_TASK PROMPT_. Which lines in the material below contain the word "name"? Copy each of them.

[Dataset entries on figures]
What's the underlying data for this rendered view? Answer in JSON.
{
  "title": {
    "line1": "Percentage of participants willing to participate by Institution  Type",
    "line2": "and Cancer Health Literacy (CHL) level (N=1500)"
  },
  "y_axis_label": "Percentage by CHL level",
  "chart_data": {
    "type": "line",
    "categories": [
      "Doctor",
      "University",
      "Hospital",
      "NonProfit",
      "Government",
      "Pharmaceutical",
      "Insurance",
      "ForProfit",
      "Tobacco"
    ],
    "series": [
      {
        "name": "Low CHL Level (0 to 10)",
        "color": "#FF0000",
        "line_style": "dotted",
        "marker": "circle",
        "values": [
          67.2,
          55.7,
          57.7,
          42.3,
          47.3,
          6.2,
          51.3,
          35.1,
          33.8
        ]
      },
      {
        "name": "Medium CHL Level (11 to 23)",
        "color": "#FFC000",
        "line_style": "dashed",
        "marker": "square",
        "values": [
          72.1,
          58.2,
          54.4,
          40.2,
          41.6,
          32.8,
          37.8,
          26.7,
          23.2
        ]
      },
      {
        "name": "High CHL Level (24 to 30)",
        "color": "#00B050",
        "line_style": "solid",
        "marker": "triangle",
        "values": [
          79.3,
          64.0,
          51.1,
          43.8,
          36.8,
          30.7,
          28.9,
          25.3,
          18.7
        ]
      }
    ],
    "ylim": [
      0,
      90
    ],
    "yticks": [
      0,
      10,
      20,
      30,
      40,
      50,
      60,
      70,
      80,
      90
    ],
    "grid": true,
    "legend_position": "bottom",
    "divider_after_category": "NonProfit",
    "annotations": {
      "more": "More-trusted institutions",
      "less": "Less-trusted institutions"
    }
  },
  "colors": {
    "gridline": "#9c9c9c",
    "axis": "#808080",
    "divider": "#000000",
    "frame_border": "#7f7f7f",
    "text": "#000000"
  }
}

_EXPECTED ANSWER_.
        "name": "Low CHL Level (0 to 10)",
        "name": "Medium CHL Level (11 to 23)",
        "name": "High CHL Level (24 to 30)",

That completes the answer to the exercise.